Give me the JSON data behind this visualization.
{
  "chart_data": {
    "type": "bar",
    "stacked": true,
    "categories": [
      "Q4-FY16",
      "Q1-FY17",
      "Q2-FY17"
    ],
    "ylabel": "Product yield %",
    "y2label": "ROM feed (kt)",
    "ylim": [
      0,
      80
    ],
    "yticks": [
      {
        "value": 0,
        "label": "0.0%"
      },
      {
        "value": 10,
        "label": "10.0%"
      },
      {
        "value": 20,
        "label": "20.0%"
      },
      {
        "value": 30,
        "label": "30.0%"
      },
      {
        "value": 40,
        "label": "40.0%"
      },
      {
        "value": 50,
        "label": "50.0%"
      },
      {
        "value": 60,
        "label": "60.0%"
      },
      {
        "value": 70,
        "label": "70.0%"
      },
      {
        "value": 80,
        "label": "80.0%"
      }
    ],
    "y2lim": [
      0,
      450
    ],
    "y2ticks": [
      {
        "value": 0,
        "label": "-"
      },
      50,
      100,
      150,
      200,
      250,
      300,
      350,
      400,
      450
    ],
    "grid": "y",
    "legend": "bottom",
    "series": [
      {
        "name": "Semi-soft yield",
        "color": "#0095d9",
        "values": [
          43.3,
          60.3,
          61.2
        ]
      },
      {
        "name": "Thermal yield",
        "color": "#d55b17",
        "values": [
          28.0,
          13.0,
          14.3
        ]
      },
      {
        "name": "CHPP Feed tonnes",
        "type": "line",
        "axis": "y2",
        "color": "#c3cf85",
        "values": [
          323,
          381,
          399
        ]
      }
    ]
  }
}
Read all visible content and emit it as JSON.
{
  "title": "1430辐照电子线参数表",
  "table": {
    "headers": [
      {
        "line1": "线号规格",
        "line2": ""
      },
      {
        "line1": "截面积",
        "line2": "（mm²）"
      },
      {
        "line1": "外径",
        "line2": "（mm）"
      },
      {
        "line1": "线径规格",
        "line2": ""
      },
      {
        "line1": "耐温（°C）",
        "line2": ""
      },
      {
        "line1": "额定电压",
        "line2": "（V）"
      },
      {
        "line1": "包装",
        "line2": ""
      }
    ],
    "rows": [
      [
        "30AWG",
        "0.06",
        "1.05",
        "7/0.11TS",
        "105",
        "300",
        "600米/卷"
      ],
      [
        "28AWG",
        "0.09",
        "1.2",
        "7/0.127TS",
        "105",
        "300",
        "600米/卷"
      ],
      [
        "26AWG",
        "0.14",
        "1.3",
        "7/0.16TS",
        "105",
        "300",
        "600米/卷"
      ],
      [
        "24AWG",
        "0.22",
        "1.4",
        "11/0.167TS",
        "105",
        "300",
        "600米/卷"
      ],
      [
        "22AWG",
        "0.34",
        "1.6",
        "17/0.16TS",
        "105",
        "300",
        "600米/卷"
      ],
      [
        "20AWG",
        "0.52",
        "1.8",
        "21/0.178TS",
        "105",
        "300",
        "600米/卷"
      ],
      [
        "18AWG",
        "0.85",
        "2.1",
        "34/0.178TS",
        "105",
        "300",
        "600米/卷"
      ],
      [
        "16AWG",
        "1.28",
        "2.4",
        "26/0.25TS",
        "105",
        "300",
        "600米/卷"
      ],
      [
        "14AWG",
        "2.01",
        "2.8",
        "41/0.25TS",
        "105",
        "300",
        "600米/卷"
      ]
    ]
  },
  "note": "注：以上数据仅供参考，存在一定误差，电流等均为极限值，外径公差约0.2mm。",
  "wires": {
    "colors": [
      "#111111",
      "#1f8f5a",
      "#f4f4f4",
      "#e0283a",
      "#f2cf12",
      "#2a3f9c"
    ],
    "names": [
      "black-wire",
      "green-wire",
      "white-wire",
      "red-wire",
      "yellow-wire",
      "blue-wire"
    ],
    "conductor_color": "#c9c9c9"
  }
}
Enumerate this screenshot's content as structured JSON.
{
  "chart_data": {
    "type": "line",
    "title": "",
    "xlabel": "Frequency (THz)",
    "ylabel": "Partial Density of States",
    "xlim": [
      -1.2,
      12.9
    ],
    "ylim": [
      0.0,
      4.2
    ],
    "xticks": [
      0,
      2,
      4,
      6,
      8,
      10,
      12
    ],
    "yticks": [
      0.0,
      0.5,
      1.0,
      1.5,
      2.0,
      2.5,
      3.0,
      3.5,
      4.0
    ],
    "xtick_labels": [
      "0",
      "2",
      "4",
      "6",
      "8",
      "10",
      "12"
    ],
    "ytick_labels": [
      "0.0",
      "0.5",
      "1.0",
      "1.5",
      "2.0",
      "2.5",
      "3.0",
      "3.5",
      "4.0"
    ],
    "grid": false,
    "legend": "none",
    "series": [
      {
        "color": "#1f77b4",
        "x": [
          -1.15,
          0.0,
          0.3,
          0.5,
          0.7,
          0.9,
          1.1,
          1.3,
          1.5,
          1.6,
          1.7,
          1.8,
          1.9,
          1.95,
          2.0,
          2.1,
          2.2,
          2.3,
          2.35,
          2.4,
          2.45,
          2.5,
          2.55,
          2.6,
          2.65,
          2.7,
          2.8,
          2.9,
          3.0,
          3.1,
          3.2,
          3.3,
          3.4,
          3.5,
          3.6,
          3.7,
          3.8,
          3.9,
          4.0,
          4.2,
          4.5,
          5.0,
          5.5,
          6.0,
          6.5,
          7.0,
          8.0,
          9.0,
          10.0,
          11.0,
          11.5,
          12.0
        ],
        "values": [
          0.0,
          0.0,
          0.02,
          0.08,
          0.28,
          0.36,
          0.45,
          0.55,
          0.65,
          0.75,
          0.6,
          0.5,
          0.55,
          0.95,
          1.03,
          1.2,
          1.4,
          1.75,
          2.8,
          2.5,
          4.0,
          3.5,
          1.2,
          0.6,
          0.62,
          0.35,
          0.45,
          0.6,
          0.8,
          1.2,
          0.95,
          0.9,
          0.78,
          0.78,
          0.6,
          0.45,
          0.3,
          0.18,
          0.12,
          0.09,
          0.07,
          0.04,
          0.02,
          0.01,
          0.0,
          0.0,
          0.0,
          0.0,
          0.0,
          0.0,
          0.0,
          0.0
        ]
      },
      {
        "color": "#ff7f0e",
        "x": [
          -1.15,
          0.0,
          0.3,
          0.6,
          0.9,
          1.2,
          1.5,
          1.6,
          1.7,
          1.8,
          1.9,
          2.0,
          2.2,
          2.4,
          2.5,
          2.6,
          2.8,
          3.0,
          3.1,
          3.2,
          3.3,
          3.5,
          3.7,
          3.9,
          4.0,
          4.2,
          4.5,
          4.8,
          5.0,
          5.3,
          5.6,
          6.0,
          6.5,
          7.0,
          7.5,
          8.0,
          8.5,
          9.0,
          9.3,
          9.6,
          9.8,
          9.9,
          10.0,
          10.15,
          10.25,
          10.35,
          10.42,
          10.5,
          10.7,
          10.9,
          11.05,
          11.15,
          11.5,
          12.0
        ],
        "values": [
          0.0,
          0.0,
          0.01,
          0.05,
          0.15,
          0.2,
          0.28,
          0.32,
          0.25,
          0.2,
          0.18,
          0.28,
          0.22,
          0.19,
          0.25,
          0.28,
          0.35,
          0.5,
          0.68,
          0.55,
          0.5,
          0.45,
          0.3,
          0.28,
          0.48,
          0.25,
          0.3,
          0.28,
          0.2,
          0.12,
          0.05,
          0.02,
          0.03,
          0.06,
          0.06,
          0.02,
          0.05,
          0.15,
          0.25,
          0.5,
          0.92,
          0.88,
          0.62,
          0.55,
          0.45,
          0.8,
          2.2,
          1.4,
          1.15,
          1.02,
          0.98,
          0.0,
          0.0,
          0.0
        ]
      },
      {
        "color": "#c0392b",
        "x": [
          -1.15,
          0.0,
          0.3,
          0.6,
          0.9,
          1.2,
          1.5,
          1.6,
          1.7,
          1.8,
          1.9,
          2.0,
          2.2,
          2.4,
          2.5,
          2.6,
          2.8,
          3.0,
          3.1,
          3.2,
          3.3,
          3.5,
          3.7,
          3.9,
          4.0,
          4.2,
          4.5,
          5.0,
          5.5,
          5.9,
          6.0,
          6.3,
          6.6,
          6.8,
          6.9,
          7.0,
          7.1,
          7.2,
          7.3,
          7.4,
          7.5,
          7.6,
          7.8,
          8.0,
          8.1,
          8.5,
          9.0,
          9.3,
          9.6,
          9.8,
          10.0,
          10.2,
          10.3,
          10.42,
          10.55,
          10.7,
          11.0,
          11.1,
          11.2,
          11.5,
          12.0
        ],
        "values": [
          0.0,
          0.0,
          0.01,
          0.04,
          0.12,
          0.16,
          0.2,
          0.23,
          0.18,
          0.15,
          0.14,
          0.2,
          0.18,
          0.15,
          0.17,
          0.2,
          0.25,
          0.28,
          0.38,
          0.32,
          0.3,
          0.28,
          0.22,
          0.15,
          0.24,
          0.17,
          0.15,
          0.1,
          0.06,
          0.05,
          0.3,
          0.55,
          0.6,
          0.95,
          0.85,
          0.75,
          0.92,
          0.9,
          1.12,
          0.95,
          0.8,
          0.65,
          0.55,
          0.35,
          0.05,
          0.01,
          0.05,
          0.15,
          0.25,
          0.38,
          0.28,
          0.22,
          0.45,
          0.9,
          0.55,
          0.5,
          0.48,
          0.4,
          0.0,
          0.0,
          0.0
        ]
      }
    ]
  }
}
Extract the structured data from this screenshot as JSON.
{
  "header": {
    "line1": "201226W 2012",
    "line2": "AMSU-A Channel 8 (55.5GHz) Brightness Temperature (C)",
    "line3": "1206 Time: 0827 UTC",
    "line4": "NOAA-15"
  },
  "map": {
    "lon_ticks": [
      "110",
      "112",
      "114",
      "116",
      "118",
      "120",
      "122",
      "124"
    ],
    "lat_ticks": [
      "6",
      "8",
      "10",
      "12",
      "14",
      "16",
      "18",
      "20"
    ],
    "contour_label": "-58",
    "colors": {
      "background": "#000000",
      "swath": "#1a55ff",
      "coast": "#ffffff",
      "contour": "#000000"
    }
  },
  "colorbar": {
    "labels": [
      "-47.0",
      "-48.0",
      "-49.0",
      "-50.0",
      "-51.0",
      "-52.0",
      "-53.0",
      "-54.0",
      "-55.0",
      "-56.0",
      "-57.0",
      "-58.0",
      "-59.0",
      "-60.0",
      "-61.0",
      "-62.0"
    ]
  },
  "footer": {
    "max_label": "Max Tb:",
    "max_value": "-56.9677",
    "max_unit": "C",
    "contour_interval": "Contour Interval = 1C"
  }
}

# Job:
Give the number of lines in the records above that contain the word "structured". Reply with that number alone.

# Complete response:
2